# Requirement
Reproduce every line of the material below word for word, leaving out the pictures.

Dataset entries:
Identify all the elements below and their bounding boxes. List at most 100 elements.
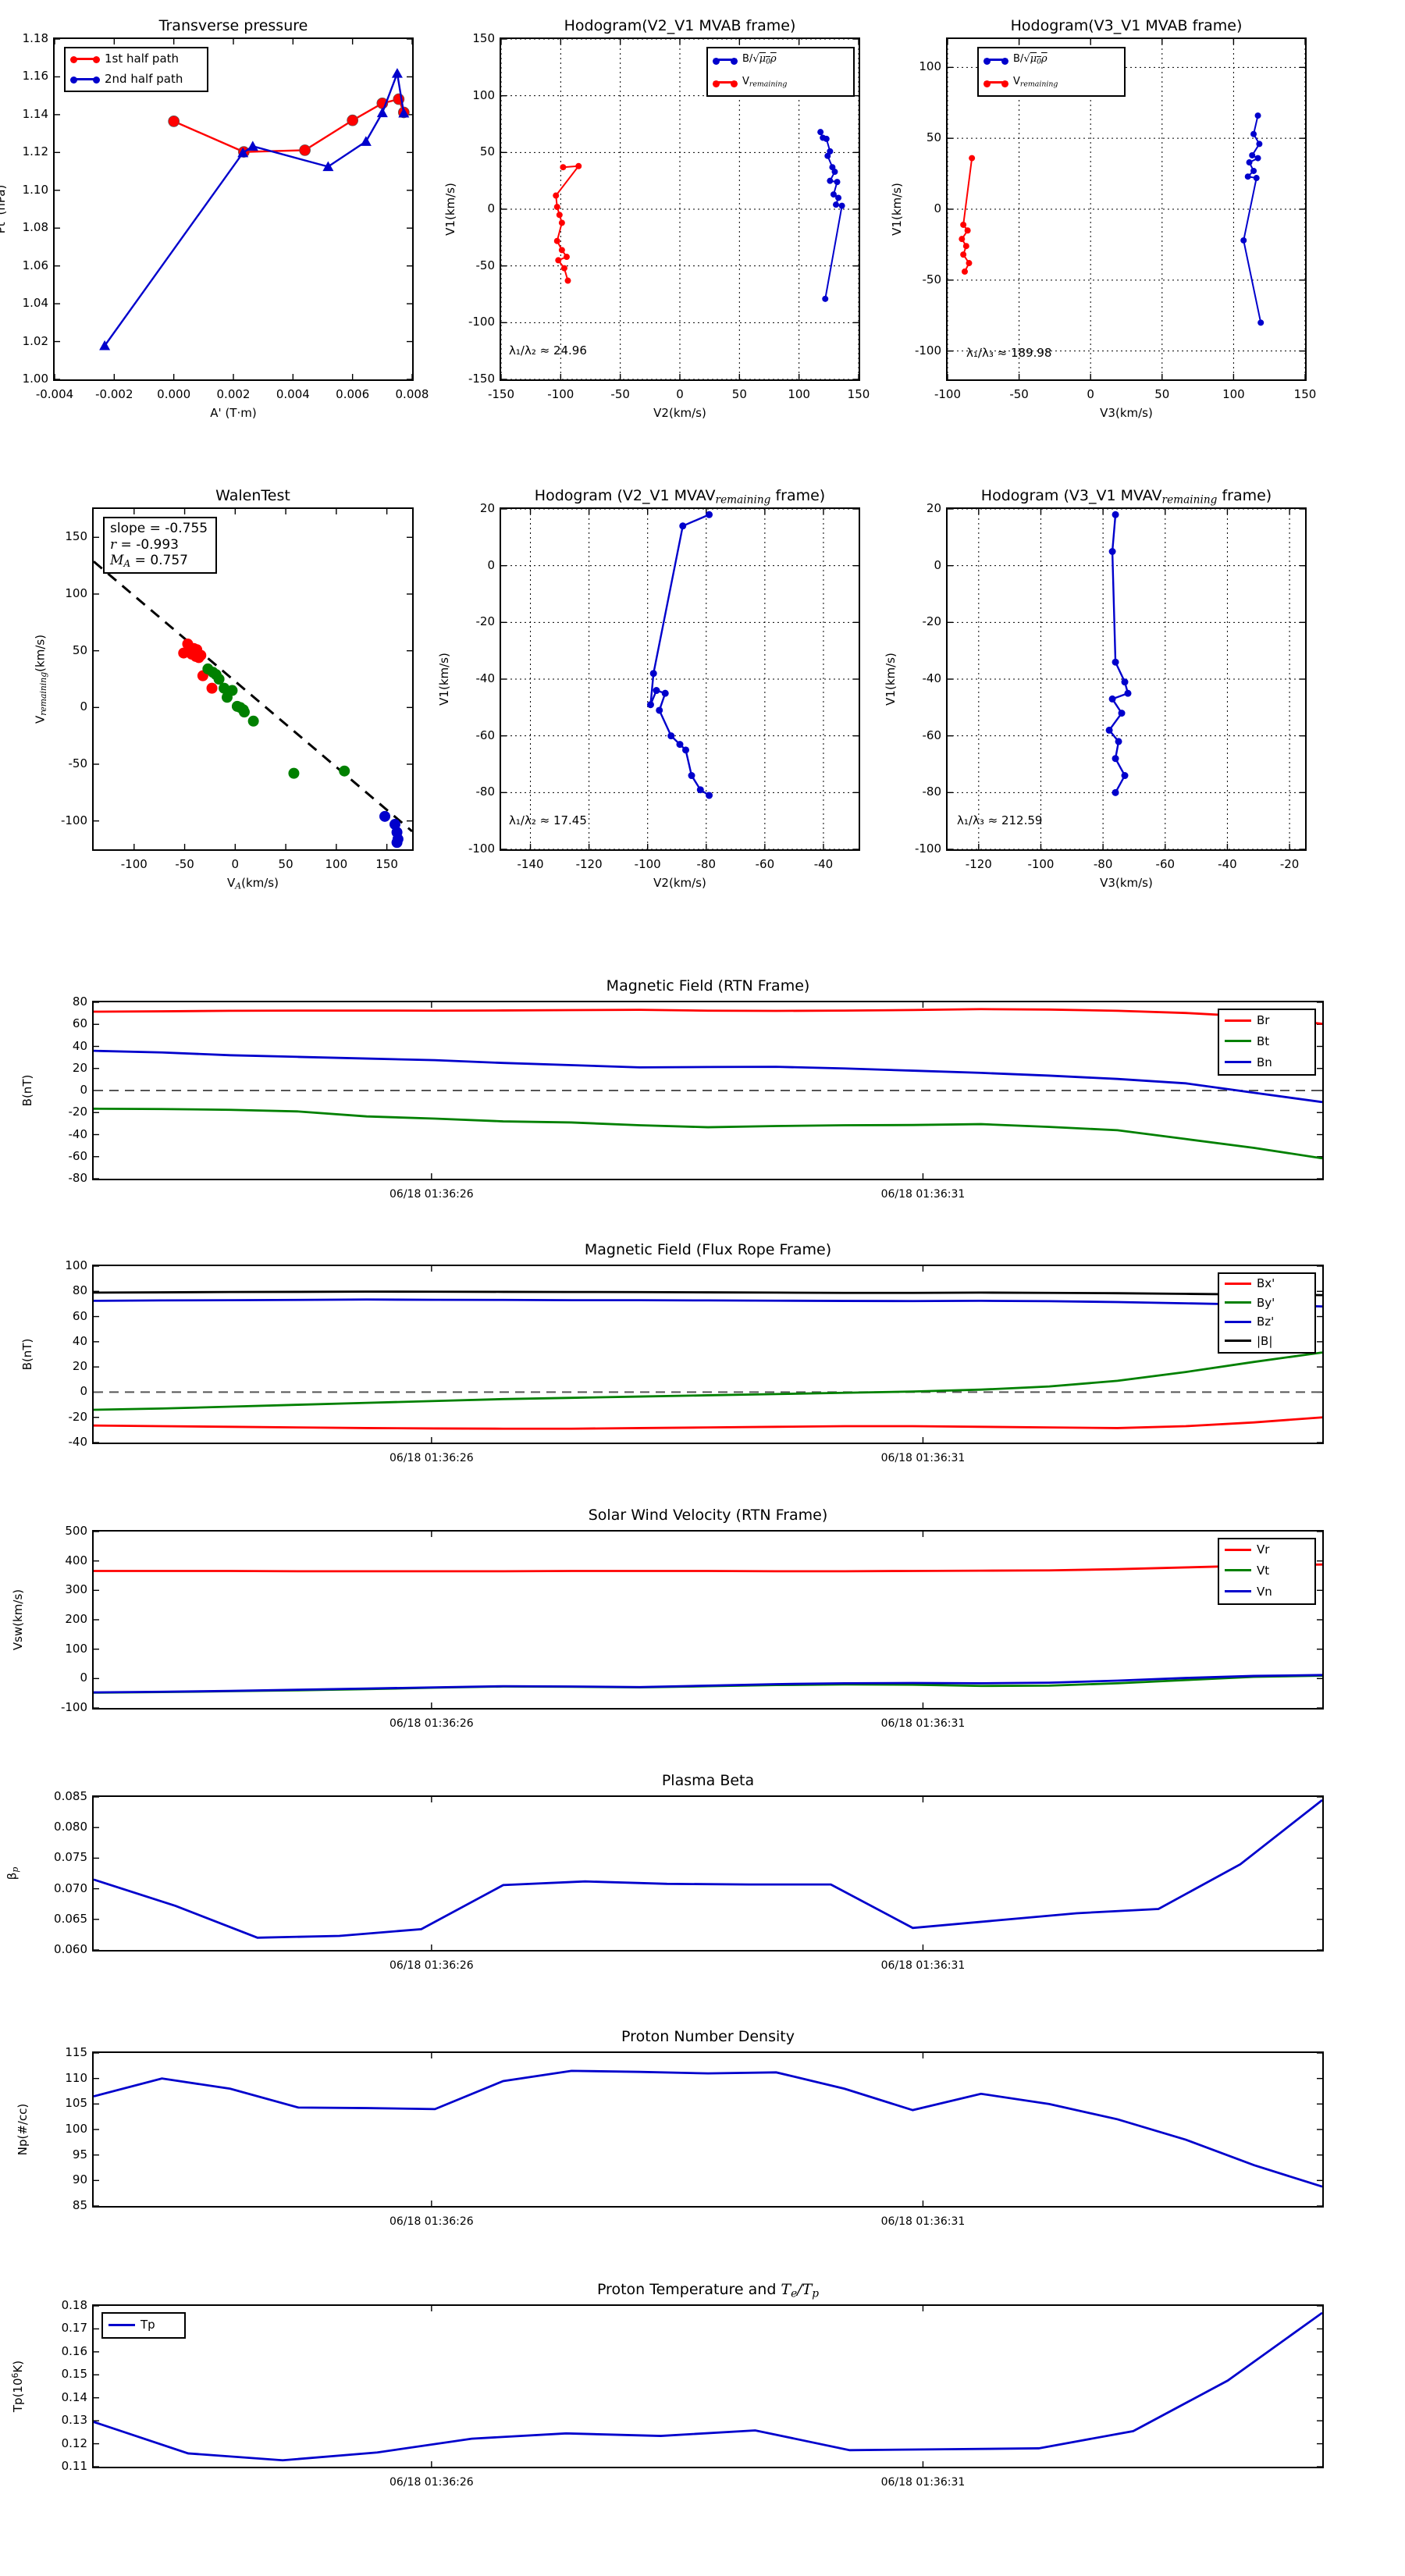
- hodo-v2-mvav-marker: [679, 522, 687, 530]
- hodo-v3-mvav-marker: [1112, 658, 1119, 666]
- hodo-v3v1-mvav-plot-area: [946, 507, 1307, 851]
- mag-field-fluxrope-|B|-line: [94, 1290, 1322, 1297]
- mag-field-fluxrope-ytick: 40: [72, 1333, 87, 1348]
- solar-wind-velocity-xtick: 06/18 01:36:26: [389, 1717, 474, 1730]
- solar-wind-velocity-legend-swatch: [1225, 1569, 1251, 1572]
- proton-number-density-ylabel: Np(#/cc): [16, 2103, 30, 2156]
- hodo-v2-mvav-line: [649, 514, 710, 796]
- transverse-pressure-ytick: 1.14: [22, 106, 48, 121]
- v-remaining-marker: [556, 212, 563, 219]
- transverse-pressure-canvas: [55, 39, 412, 379]
- hodo-v2v1-mvab-ytick: 50: [479, 144, 495, 159]
- mag-field-rtn-ytick: 60: [72, 1016, 87, 1031]
- transverse-pressure-ytick: 1.12: [22, 144, 48, 159]
- transverse-pressure-legend-row: 2nd half path: [66, 69, 207, 89]
- proton-temperature-legend-label: Tp: [140, 2318, 155, 2332]
- hodo-v2v1-mvab-lambda-annotation: λ₁/λ₂ ≈ 24.96: [509, 343, 587, 358]
- hodo-v2v1-mvab-ytick: 100: [472, 87, 495, 102]
- mag-field-fluxrope-legend: Bx' By' Bz' |B|: [1218, 1272, 1316, 1354]
- walen-test-canvas: [94, 509, 412, 849]
- hodo-v3v1-mvab-ytick: 0: [934, 201, 941, 215]
- walen-test-stats-box: slope = -0.755 r = -0.993 MA = 0.757: [103, 517, 217, 575]
- plasma-beta-ytick: 0.060: [54, 1942, 87, 1956]
- plasma-beta-ytick: 0.080: [54, 1820, 87, 1834]
- proton-number-density-ytick: 85: [72, 2198, 87, 2212]
- mag-field-fluxrope-legend-swatch: [1225, 1282, 1251, 1285]
- mag-field-rtn-ytick: 80: [72, 994, 87, 1009]
- b-alfven-marker: [832, 201, 839, 208]
- second-half-marker: [247, 141, 258, 151]
- hodo-v3v1-mvav-lambda-annotation: λ₁/λ₃ ≈ 212.59: [957, 813, 1043, 827]
- hodo-v3v1-mvab-legend-label: B/√μ0ρ: [1013, 53, 1048, 66]
- hodo-v2v1-mvav-xtick: -60: [755, 857, 775, 871]
- walen-green-point: [247, 715, 259, 727]
- hodo-v2-mvav-marker: [656, 706, 663, 714]
- hodo-v3-mvav-marker: [1112, 755, 1119, 763]
- b-alfven-marker: [838, 202, 845, 209]
- walen-red-point: [195, 649, 207, 661]
- transverse-pressure-xlabel: A' (T·m): [210, 406, 257, 420]
- mag-field-fluxrope-By'-line: [94, 1351, 1322, 1411]
- proton-temperature-legend-swatch: [108, 2323, 135, 2326]
- plasma-beta-xtick: 06/18 01:36:26: [389, 1959, 474, 1972]
- hodo-v3v1-mvab-legend-swatch: [984, 80, 1008, 87]
- walen-test-xlabel: VA(km/s): [227, 876, 279, 891]
- mag-field-rtn-ytick: -20: [68, 1105, 88, 1119]
- transverse-pressure-xtick: 0.002: [216, 387, 251, 401]
- b-alfven-marker: [1246, 159, 1253, 166]
- hodo-v2v1-mvab-legend-row: Vremaining: [708, 71, 853, 94]
- transverse-pressure-xtick: 0.006: [336, 387, 370, 401]
- hodo-v2v1-mvab-ytick: 0: [487, 201, 495, 215]
- solar-wind-velocity-ytick: 200: [65, 1612, 87, 1626]
- transverse-pressure-ytick: 1.04: [22, 296, 48, 311]
- transverse-pressure-ytick: 1.06: [22, 258, 48, 272]
- walen-fit-line: [94, 560, 412, 833]
- hodo-v2-mvav-marker: [649, 670, 657, 678]
- solar-wind-velocity-plot-area: [92, 1530, 1324, 1710]
- b-alfven-marker: [1253, 175, 1260, 182]
- mag-field-fluxrope-legend-swatch: [1225, 1301, 1251, 1304]
- proton-number-density-ytick: 115: [65, 2045, 87, 2059]
- proton-number-density-title: Proton Number Density: [621, 2028, 795, 2045]
- hodo-v3v1-mvav-xtick: -40: [1218, 857, 1237, 871]
- second-half-line: [104, 69, 405, 347]
- transverse-pressure-legend-swatch: [70, 56, 100, 63]
- hodo-v3v1-mvav-ytick: -60: [922, 728, 942, 742]
- v-remaining-marker: [962, 243, 969, 250]
- hodo-v3v1-mvab-legend-row: Vremaining: [979, 71, 1124, 94]
- walen-test-ytick: 0: [80, 699, 87, 714]
- hodo-v2v1-mvav-ytick: -20: [475, 614, 496, 629]
- walen-test-xtick: 50: [278, 857, 293, 871]
- mag-field-rtn-canvas: [94, 1002, 1322, 1179]
- mag-field-fluxrope-legend-label: By': [1257, 1295, 1275, 1310]
- v-remaining-marker: [964, 227, 971, 234]
- solar-wind-velocity-ylabel: Vsw(km/s): [11, 1589, 25, 1651]
- transverse-pressure-ytick: 1.18: [22, 31, 48, 45]
- solar-wind-velocity-legend-label: Vt: [1257, 1563, 1270, 1578]
- b-alfven-marker: [1250, 167, 1257, 174]
- proton-temperature-ytick: 0.18: [61, 2298, 87, 2312]
- b-alfven-marker: [1244, 173, 1251, 180]
- b-alfven-marker: [835, 194, 842, 201]
- walen-blue-point: [379, 810, 391, 822]
- mag-field-rtn-legend-row: Bt: [1219, 1031, 1314, 1052]
- v-remaining-marker: [553, 192, 560, 199]
- walen-test-ytick: 100: [65, 586, 87, 600]
- hodo-v2v1-mvav-ytick: 20: [479, 501, 495, 515]
- proton-temperature-ytick: 0.14: [61, 2389, 87, 2404]
- transverse-pressure-legend-label: 2nd half path: [105, 72, 183, 86]
- hodo-v3v1-mvab-xtick: -50: [1009, 387, 1029, 401]
- transverse-pressure-ytick: 1.02: [22, 333, 48, 348]
- proton-temperature-ytick: 0.17: [61, 2321, 87, 2336]
- hodo-v3-mvav-marker: [1112, 788, 1119, 796]
- mag-field-fluxrope-legend-swatch: [1225, 1320, 1251, 1323]
- hodo-v2v1-mvav-xtick: -140: [517, 857, 544, 871]
- hodo-v2v1-mvab-ytick: -50: [475, 258, 496, 272]
- b-alfven-marker: [831, 169, 838, 176]
- transverse-pressure-xtick: -0.002: [95, 387, 133, 401]
- mag-field-rtn-title: Magnetic Field (RTN Frame): [606, 977, 810, 994]
- hodo-v3-mvav-marker: [1108, 548, 1116, 555]
- hodo-v3v1-mvav-ytick: -20: [922, 614, 942, 629]
- hodo-v3v1-mvab-ytick: -50: [922, 272, 942, 286]
- mag-field-fluxrope-legend-label: Bx': [1257, 1276, 1275, 1291]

# In response
Identify all the elements below and their bounding boxes. List at most 100 elements.
- hodo-v2-mvav-marker: [679, 522, 687, 530]
- hodo-v3-mvav-marker: [1112, 658, 1119, 666]
- hodo-v3v1-mvav-plot-area: [946, 507, 1307, 851]
- mag-field-fluxrope-|B|-line: [94, 1290, 1322, 1297]
- mag-field-fluxrope-ytick: 40: [72, 1333, 87, 1348]
- solar-wind-velocity-xtick: 06/18 01:36:26: [389, 1717, 474, 1730]
- solar-wind-velocity-legend-swatch: [1225, 1569, 1251, 1572]
- proton-number-density-ylabel: Np(#/cc): [16, 2103, 30, 2156]
- hodo-v2-mvav-line: [649, 514, 710, 796]
- transverse-pressure-ytick: 1.14: [22, 106, 48, 121]
- v-remaining-marker: [556, 212, 563, 219]
- transverse-pressure-canvas: [55, 39, 412, 379]
- hodo-v2v1-mvab-ytick: 50: [479, 144, 495, 159]
- mag-field-rtn-ytick: 60: [72, 1016, 87, 1031]
- transverse-pressure-ytick: 1.12: [22, 144, 48, 159]
- transverse-pressure-legend-row: 2nd half path: [66, 69, 207, 89]
- proton-temperature-legend-label: Tp: [140, 2318, 155, 2332]
- hodo-v2v1-mvab-lambda-annotation: λ₁/λ₂ ≈ 24.96: [509, 343, 587, 358]
- hodo-v2v1-mvab-ytick: 100: [472, 87, 495, 102]
- mag-field-fluxrope-legend: Bx' By' Bz' |B|: [1218, 1272, 1316, 1354]
- walen-test-canvas: [94, 509, 412, 849]
- hodo-v3v1-mvab-ytick: 0: [934, 201, 941, 215]
- walen-test-stats-box: slope = -0.755 r = -0.993 MA = 0.757: [103, 517, 217, 575]
- plasma-beta-ytick: 0.060: [54, 1942, 87, 1956]
- plasma-beta-ytick: 0.080: [54, 1820, 87, 1834]
- proton-number-density-ytick: 85: [72, 2198, 87, 2212]
- mag-field-fluxrope-legend-swatch: [1225, 1282, 1251, 1285]
- mag-field-rtn-ytick: 80: [72, 994, 87, 1009]
- b-alfven-marker: [832, 201, 839, 208]
- second-half-marker: [247, 141, 258, 151]
- hodo-v3v1-mvav-lambda-annotation: λ₁/λ₃ ≈ 212.59: [957, 813, 1043, 827]
- hodo-v3v1-mvab-legend-label: B/√μ0ρ: [1013, 53, 1048, 66]
- hodo-v2v1-mvav-xtick: -60: [755, 857, 775, 871]
- walen-green-point: [247, 715, 259, 727]
- hodo-v2-mvav-marker: [656, 706, 663, 714]
- hodo-v3-mvav-marker: [1112, 755, 1119, 763]
- b-alfven-marker: [838, 202, 845, 209]
- walen-red-point: [195, 649, 207, 661]
- transverse-pressure-xlabel: A' (T·m): [210, 406, 257, 420]
- mag-field-fluxrope-By'-line: [94, 1351, 1322, 1411]
- proton-temperature-legend-swatch: [108, 2323, 135, 2326]
- plasma-beta-xtick: 06/18 01:36:26: [389, 1959, 474, 1972]
- hodo-v3v1-mvab-legend-swatch: [984, 80, 1008, 87]
- walen-test-xlabel: VA(km/s): [227, 876, 279, 891]
- mag-field-rtn-ytick: -20: [68, 1105, 88, 1119]
- transverse-pressure-xtick: 0.002: [216, 387, 251, 401]
- b-alfven-marker: [1246, 159, 1253, 166]
- hodo-v2v1-mvab-legend-row: Vremaining: [708, 71, 853, 94]
- transverse-pressure-xtick: 0.006: [336, 387, 370, 401]
- hodo-v2v1-mvab-ytick: 0: [487, 201, 495, 215]
- solar-wind-velocity-ytick: 200: [65, 1612, 87, 1626]
- transverse-pressure-ytick: 1.04: [22, 296, 48, 311]
- transverse-pressure-ytick: 1.06: [22, 258, 48, 272]
- walen-fit-line: [94, 560, 412, 833]
- hodo-v2-mvav-marker: [649, 670, 657, 678]
- solar-wind-velocity-plot-area: [92, 1530, 1324, 1710]
- b-alfven-marker: [1253, 175, 1260, 182]
- mag-field-fluxrope-legend-swatch: [1225, 1301, 1251, 1304]
- proton-number-density-ytick: 115: [65, 2045, 87, 2059]
- proton-number-density-title: Proton Number Density: [621, 2028, 795, 2045]
- hodo-v3v1-mvav-xtick: -40: [1218, 857, 1237, 871]
- second-half-line: [104, 69, 405, 347]
- transverse-pressure-legend-swatch: [70, 56, 100, 63]
- hodo-v3v1-mvav-ytick: -60: [922, 728, 942, 742]
- v-remaining-marker: [962, 243, 969, 250]
- hodo-v3v1-mvab-legend-row: Vremaining: [979, 71, 1124, 94]
- walen-test-ytick: 0: [80, 699, 87, 714]
- hodo-v2v1-mvav-ytick: -20: [475, 614, 496, 629]
- walen-test-xtick: 50: [278, 857, 293, 871]
- mag-field-rtn-canvas: [94, 1002, 1322, 1179]
- mag-field-fluxrope-legend-label: By': [1257, 1295, 1275, 1310]
- v-remaining-marker: [964, 227, 971, 234]
- solar-wind-velocity-ylabel: Vsw(km/s): [11, 1589, 25, 1651]
- transverse-pressure-ytick: 1.18: [22, 31, 48, 45]
- solar-wind-velocity-legend-label: Vt: [1257, 1563, 1270, 1578]
- b-alfven-marker: [1250, 167, 1257, 174]
- proton-temperature-ytick: 0.18: [61, 2298, 87, 2312]
- b-alfven-marker: [1244, 173, 1251, 180]
- b-alfven-marker: [835, 194, 842, 201]
- walen-blue-point: [379, 810, 391, 822]
- mag-field-rtn-legend-row: Bt: [1219, 1031, 1314, 1052]
- v-remaining-marker: [553, 192, 560, 199]
- walen-test-ytick: 100: [65, 586, 87, 600]
- hodo-v2v1-mvav-ytick: 20: [479, 501, 495, 515]
- proton-temperature-ytick: 0.14: [61, 2389, 87, 2404]
- transverse-pressure-legend-label: 2nd half path: [105, 72, 183, 86]
- hodo-v3v1-mvab-xtick: -50: [1009, 387, 1029, 401]
- transverse-pressure-ytick: 1.02: [22, 333, 48, 348]
- proton-temperature-ytick: 0.17: [61, 2321, 87, 2336]
- hodo-v3-mvav-marker: [1112, 788, 1119, 796]
- mag-field-fluxrope-legend-swatch: [1225, 1320, 1251, 1323]
- hodo-v2v1-mvav-xtick: -140: [517, 857, 544, 871]
- hodo-v2v1-mvab-ytick: -50: [475, 258, 496, 272]
- b-alfven-marker: [831, 169, 838, 176]
- transverse-pressure-xtick: -0.002: [95, 387, 133, 401]
- mag-field-rtn-title: Magnetic Field (RTN Frame): [606, 977, 810, 994]
- hodo-v3-mvav-marker: [1108, 548, 1116, 555]
- hodo-v3v1-mvav-ytick: -20: [922, 614, 942, 629]
- hodo-v3v1-mvab-ytick: -50: [922, 272, 942, 286]
- mag-field-fluxrope-legend-label: Bx': [1257, 1276, 1275, 1291]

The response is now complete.